— Exercise objective —
Locate the string "Show" in the records below. Copy every line where it occurs.

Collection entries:
[Start]
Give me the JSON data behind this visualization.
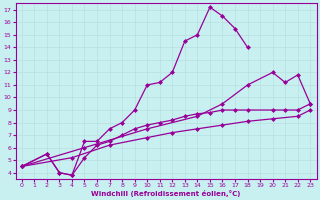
{
  "xlabel": "Windchill (Refroidissement éolien,°C)",
  "bg_color": "#c8f0f0",
  "line_color": "#990099",
  "grid_color": "#b8e0e0",
  "xlim": [
    -0.5,
    23.5
  ],
  "ylim": [
    3.5,
    17.5
  ],
  "xticks": [
    0,
    1,
    2,
    3,
    4,
    5,
    6,
    7,
    8,
    9,
    10,
    11,
    12,
    13,
    14,
    15,
    16,
    17,
    18,
    19,
    20,
    21,
    22,
    23
  ],
  "yticks": [
    4,
    5,
    6,
    7,
    8,
    9,
    10,
    11,
    12,
    13,
    14,
    15,
    16,
    17
  ],
  "curves": [
    {
      "x": [
        0,
        2,
        3,
        4,
        5,
        6,
        7,
        8,
        9,
        10,
        11,
        12,
        13,
        14,
        15,
        16,
        17,
        18
      ],
      "y": [
        4.5,
        5.5,
        4.0,
        3.8,
        6.5,
        6.5,
        7.5,
        8.0,
        9.0,
        11.0,
        11.2,
        12.0,
        14.5,
        15.0,
        17.2,
        16.5,
        15.5,
        14.0
      ]
    },
    {
      "x": [
        0,
        4,
        7,
        10,
        12,
        14,
        16,
        18,
        20,
        22,
        23
      ],
      "y": [
        4.5,
        5.2,
        6.2,
        6.8,
        7.2,
        7.5,
        7.8,
        8.1,
        8.3,
        8.5,
        9.0
      ]
    },
    {
      "x": [
        0,
        2,
        3,
        4,
        5,
        6,
        7,
        8,
        9,
        10,
        11,
        12,
        13,
        14,
        15,
        16,
        17,
        18,
        20,
        21,
        22,
        23
      ],
      "y": [
        4.5,
        5.5,
        4.0,
        3.8,
        5.2,
        6.2,
        6.5,
        7.0,
        7.5,
        7.8,
        8.0,
        8.2,
        8.5,
        8.7,
        8.8,
        9.0,
        9.0,
        9.0,
        9.0,
        9.0,
        9.0,
        9.5
      ]
    },
    {
      "x": [
        0,
        5,
        10,
        14,
        16,
        18,
        20,
        21,
        22,
        23
      ],
      "y": [
        4.5,
        6.0,
        7.5,
        8.5,
        9.5,
        11.0,
        12.0,
        11.2,
        11.8,
        9.5
      ]
    }
  ]
}
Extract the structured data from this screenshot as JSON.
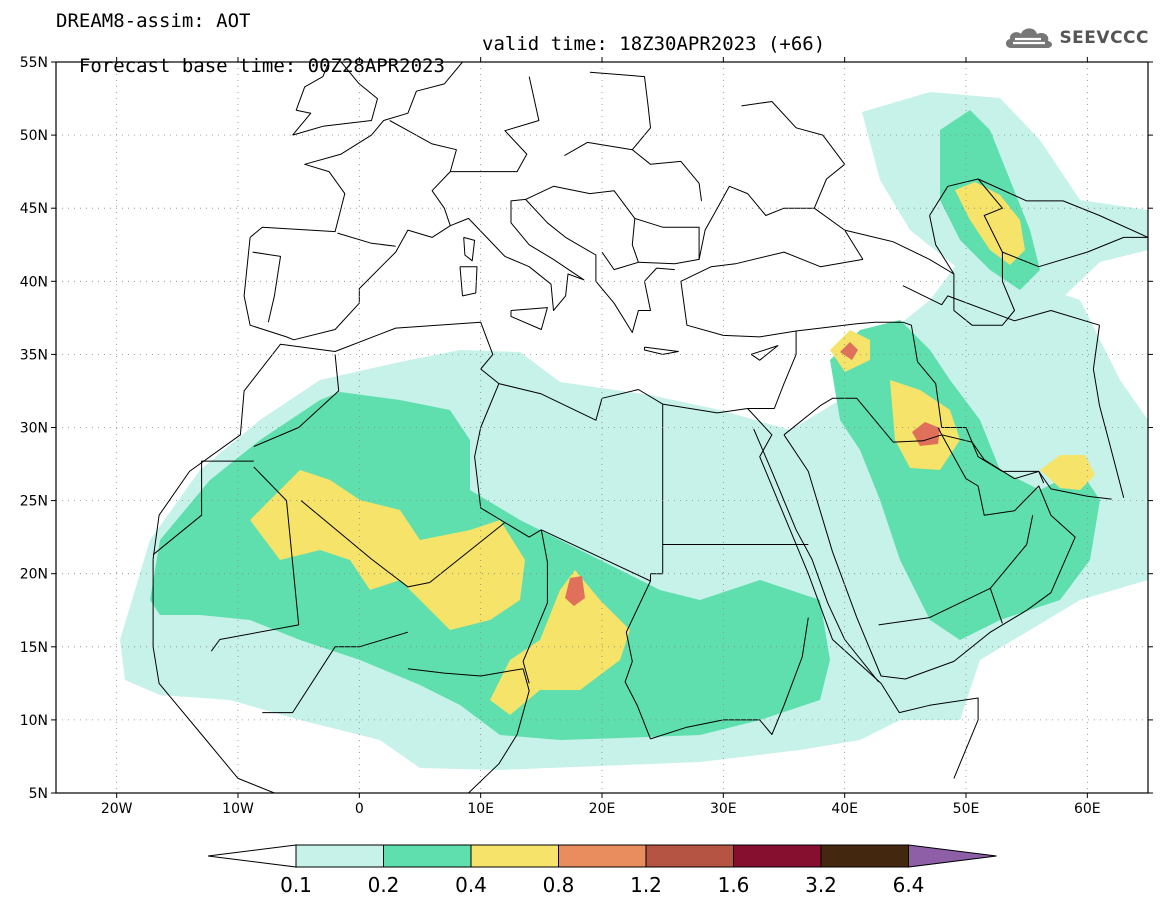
{
  "title_line1": "DREAM8-assim: AOT",
  "title_line2_base": "Forecast base time: 00Z28APR2023",
  "title_line2_valid": "valid time: 18Z30APR2023 (+66)",
  "logo_text": "SEEVCCC",
  "logo_icon": "cloud-icon",
  "map": {
    "lon_range": [
      -25,
      65
    ],
    "lat_range": [
      5,
      55
    ],
    "lat_labels": [
      "5N",
      "10N",
      "15N",
      "20N",
      "25N",
      "30N",
      "35N",
      "40N",
      "45N",
      "50N",
      "55N"
    ],
    "lon_labels": [
      "20W",
      "10W",
      "0",
      "10E",
      "20E",
      "30E",
      "40E",
      "50E",
      "60E"
    ],
    "grid": "dotted"
  },
  "colorbar": {
    "labels": [
      "0.1",
      "0.2",
      "0.4",
      "0.8",
      "1.2",
      "1.6",
      "3.2",
      "6.4"
    ],
    "colors": [
      "#c6f2ea",
      "#5fdfad",
      "#f5e36a",
      "#e98c5e",
      "#b55443",
      "#860e2e",
      "#43280f"
    ],
    "over_color": "#8e5fa6",
    "under_color": "#ffffff"
  },
  "field_colors": {
    "lt": "#c6f2ea",
    "md": "#5fdfad",
    "yl": "#f5e36a",
    "rd": "#e0705a"
  }
}
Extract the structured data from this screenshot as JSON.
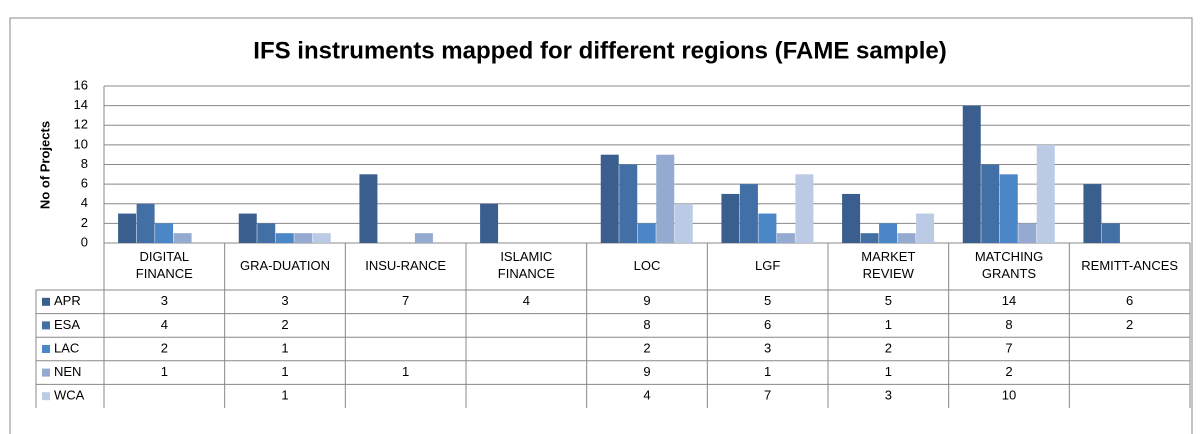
{
  "chart_data": {
    "type": "bar",
    "title": "IFS instruments mapped for different regions (FAME sample)",
    "y_label": "No of Projects",
    "categories": [
      "DIGITAL FINANCE",
      "GRA-DUATION",
      "INSU-RANCE",
      "ISLAMIC FINANCE",
      "LOC",
      "LGF",
      "MARKET REVIEW",
      "MATCHING GRANTS",
      "REMITT-ANCES"
    ],
    "series": [
      {
        "name": "APR",
        "color": "#3a5f8f",
        "values": [
          3,
          3,
          7,
          4,
          9,
          5,
          5,
          14,
          6
        ]
      },
      {
        "name": "ESA",
        "color": "#4270a6",
        "values": [
          4,
          2,
          null,
          null,
          8,
          6,
          1,
          8,
          2
        ]
      },
      {
        "name": "LAC",
        "color": "#4b86c6",
        "values": [
          2,
          1,
          null,
          null,
          2,
          3,
          2,
          7,
          null
        ]
      },
      {
        "name": "NEN",
        "color": "#95aad0",
        "values": [
          1,
          1,
          1,
          null,
          9,
          1,
          1,
          2,
          null
        ]
      },
      {
        "name": "WCA",
        "color": "#bccbe5",
        "values": [
          null,
          1,
          null,
          null,
          4,
          7,
          3,
          10,
          null
        ]
      }
    ],
    "ylim": [
      0,
      16
    ],
    "yticks": [
      0,
      2,
      4,
      6,
      8,
      10,
      12,
      14,
      16
    ],
    "grid": true,
    "data_table": true
  }
}
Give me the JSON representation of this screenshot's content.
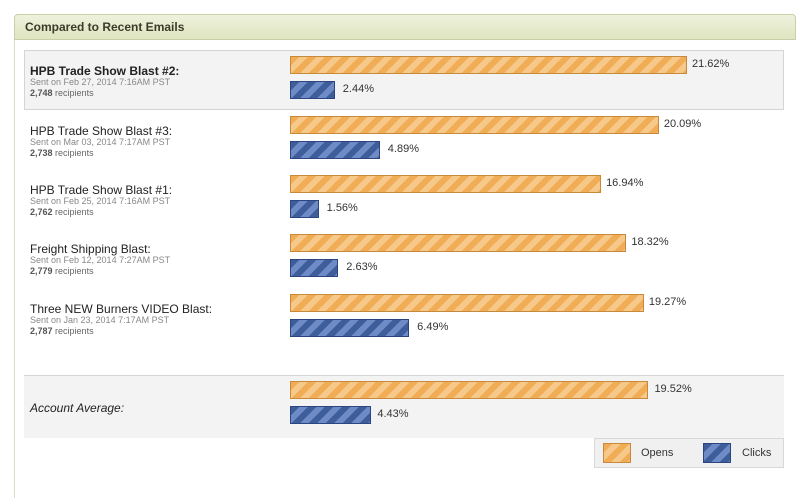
{
  "header": {
    "title": "Compared to Recent Emails"
  },
  "chart_data": {
    "type": "bar",
    "orientation": "horizontal",
    "series_names": [
      "Opens",
      "Clicks"
    ],
    "rows": [
      {
        "name": "HPB Trade Show Blast #2:",
        "sent": "Sent on Feb 27, 2014 7:16AM PST",
        "recipients": "2,748",
        "recipients_label": "recipients",
        "opens": 21.62,
        "clicks": 2.44,
        "opens_label": "21.62%",
        "clicks_label": "2.44%",
        "current": true
      },
      {
        "name": "HPB Trade Show Blast #3:",
        "sent": "Sent on Mar 03, 2014 7:17AM PST",
        "recipients": "2,738",
        "recipients_label": "recipients",
        "opens": 20.09,
        "clicks": 4.89,
        "opens_label": "20.09%",
        "clicks_label": "4.89%",
        "current": false
      },
      {
        "name": "HPB Trade Show Blast #1:",
        "sent": "Sent on Feb 25, 2014 7:16AM PST",
        "recipients": "2,762",
        "recipients_label": "recipients",
        "opens": 16.94,
        "clicks": 1.56,
        "opens_label": "16.94%",
        "clicks_label": "1.56%",
        "current": false
      },
      {
        "name": "Freight Shipping Blast:",
        "sent": "Sent on Feb 12, 2014 7:27AM PST",
        "recipients": "2,779",
        "recipients_label": "recipients",
        "opens": 18.32,
        "clicks": 2.63,
        "opens_label": "18.32%",
        "clicks_label": "2.63%",
        "current": false
      },
      {
        "name": "Three NEW Burners VIDEO Blast:",
        "sent": "Sent on Jan 23, 2014 7:17AM PST",
        "recipients": "2,787",
        "recipients_label": "recipients",
        "opens": 19.27,
        "clicks": 6.49,
        "opens_label": "19.27%",
        "clicks_label": "6.49%",
        "current": false
      }
    ],
    "average": {
      "name": "Account Average:",
      "opens": 19.52,
      "clicks": 4.43,
      "opens_label": "19.52%",
      "clicks_label": "4.43%"
    },
    "xlim": [
      0,
      21.62
    ],
    "legend": [
      {
        "label": "Opens",
        "color": "#f0ad55"
      },
      {
        "label": "Clicks",
        "color": "#3e5d9b"
      }
    ],
    "legend_position": "bottom-right"
  }
}
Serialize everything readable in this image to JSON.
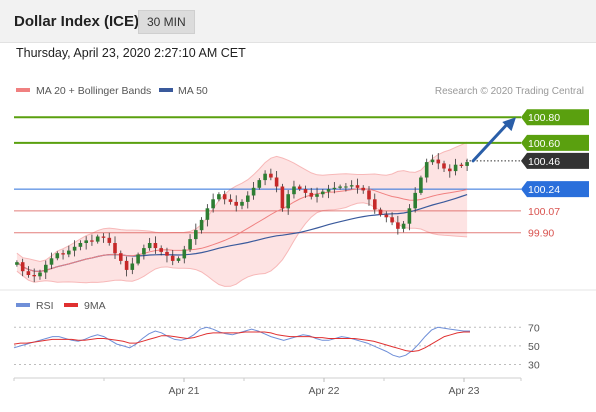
[End]
— Written solution —
        "name": "HPB Trade Show Blast #2:",
        "name": "HPB Trade Show Blast #3:",
        "name": "HPB Trade Show Blast #1:",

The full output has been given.